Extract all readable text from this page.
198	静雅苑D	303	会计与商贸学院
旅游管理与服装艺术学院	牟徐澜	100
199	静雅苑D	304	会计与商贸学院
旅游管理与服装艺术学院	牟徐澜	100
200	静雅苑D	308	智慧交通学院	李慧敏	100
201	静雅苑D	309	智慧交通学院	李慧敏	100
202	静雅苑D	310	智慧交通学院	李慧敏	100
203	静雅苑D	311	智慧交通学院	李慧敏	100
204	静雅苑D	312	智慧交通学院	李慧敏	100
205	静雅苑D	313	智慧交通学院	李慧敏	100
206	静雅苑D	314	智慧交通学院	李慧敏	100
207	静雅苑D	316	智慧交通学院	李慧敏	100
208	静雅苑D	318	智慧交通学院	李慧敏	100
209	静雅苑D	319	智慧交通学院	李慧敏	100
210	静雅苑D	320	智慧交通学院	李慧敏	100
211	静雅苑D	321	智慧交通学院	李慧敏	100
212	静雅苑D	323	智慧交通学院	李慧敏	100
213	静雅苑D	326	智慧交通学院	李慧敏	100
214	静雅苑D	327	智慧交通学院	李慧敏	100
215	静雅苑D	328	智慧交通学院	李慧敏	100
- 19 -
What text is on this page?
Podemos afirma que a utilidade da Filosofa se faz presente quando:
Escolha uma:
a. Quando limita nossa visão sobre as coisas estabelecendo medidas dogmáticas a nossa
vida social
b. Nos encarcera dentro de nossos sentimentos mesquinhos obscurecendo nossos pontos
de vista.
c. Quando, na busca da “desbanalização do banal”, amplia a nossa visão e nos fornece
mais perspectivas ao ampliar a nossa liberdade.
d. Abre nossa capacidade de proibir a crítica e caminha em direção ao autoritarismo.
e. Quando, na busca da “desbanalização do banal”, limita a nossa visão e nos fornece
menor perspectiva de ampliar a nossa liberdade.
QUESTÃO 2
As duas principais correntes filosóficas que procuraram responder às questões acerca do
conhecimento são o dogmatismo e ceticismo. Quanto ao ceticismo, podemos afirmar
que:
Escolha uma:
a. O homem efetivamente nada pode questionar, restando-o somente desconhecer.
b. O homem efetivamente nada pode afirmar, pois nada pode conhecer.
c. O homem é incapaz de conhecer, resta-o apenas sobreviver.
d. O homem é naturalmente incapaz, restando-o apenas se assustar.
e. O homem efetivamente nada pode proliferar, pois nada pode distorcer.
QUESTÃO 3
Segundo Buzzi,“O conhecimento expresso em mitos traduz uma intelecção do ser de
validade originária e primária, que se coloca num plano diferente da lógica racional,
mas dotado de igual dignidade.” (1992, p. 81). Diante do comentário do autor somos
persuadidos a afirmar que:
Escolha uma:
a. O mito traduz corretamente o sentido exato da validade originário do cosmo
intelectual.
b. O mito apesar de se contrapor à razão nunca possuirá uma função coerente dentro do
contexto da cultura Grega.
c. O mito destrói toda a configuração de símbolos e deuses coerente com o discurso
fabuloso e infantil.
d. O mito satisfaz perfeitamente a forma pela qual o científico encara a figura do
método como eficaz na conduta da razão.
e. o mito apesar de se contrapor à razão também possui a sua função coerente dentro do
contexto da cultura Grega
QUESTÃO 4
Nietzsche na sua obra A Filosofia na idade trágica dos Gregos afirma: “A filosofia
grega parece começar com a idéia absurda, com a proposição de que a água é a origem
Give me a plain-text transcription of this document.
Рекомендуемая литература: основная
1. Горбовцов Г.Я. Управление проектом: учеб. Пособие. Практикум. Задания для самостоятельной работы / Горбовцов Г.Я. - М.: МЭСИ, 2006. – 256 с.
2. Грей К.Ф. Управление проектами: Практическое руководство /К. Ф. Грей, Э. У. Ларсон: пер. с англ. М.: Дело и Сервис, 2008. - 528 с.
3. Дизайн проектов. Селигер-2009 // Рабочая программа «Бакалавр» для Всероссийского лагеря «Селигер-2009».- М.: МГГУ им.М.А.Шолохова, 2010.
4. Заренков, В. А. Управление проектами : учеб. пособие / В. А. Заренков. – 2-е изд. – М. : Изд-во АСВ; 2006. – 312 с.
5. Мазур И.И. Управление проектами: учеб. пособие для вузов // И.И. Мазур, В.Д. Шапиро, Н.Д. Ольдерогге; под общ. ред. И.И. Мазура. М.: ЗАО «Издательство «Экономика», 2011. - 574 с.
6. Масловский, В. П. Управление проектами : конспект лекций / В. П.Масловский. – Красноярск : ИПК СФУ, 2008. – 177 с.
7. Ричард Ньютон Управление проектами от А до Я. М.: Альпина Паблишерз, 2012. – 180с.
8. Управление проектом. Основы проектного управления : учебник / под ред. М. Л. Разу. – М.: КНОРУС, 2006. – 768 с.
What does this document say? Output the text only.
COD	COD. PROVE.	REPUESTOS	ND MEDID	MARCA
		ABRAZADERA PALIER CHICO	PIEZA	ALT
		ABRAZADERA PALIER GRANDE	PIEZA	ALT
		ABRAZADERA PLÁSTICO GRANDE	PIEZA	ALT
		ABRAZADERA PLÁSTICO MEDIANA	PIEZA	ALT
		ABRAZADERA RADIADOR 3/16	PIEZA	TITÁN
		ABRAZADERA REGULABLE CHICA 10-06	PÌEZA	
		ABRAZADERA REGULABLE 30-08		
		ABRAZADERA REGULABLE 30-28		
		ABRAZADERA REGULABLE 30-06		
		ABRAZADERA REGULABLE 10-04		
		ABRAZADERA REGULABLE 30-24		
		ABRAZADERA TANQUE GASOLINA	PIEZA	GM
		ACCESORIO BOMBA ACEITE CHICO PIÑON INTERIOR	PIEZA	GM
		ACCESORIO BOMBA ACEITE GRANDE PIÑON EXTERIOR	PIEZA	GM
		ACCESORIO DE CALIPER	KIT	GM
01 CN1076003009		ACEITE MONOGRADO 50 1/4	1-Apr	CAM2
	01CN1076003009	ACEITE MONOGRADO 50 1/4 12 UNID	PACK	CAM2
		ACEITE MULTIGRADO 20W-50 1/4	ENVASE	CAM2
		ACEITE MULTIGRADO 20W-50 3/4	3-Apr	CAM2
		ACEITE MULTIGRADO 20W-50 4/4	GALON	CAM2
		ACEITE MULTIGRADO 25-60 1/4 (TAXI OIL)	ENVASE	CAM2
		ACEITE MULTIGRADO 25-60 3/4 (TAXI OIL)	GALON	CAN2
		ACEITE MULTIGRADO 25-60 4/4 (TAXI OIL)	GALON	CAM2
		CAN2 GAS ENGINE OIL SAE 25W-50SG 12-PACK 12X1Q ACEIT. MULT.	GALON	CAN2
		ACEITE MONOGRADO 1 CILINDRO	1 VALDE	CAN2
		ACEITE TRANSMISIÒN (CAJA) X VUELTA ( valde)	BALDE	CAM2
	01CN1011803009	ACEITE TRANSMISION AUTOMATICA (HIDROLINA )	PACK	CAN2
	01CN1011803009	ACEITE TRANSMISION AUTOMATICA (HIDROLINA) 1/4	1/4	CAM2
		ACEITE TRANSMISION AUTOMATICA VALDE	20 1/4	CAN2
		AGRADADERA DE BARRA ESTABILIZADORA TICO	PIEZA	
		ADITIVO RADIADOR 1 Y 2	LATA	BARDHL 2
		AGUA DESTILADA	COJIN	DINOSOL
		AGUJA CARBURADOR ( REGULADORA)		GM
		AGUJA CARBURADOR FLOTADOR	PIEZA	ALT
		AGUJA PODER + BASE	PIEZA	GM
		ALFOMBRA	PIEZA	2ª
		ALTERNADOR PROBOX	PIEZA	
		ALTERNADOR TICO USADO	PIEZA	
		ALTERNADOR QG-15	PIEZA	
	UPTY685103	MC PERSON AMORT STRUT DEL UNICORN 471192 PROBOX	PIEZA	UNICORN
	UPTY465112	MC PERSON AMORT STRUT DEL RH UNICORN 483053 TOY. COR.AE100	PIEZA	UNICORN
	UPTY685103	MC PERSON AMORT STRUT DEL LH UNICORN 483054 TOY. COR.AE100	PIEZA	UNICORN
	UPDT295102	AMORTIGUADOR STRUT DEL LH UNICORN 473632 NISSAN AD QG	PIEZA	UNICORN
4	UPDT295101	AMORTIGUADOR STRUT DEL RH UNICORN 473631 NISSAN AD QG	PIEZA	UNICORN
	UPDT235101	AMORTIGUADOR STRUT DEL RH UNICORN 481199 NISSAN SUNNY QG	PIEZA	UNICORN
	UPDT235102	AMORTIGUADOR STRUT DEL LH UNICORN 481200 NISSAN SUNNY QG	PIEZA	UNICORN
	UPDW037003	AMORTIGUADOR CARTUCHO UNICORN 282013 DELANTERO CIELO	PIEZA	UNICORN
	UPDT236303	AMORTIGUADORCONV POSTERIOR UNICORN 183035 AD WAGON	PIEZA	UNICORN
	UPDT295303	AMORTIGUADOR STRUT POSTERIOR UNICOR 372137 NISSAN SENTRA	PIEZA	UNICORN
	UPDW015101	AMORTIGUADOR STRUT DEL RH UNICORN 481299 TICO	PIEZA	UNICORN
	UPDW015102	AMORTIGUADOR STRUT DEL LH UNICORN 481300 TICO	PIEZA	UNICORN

--------------------------------

- [OBJECTIVE]: Copy down every line of the entries containing the word "PIÑON".

- [ANSWER FOR THE TASK]:
		ACCESORIO BOMBA ACEITE CHICO PIÑON INTERIOR	PIEZA	GM
		ACCESORIO BOMBA ACEITE GRANDE PIÑON EXTERIOR	PIEZA	GM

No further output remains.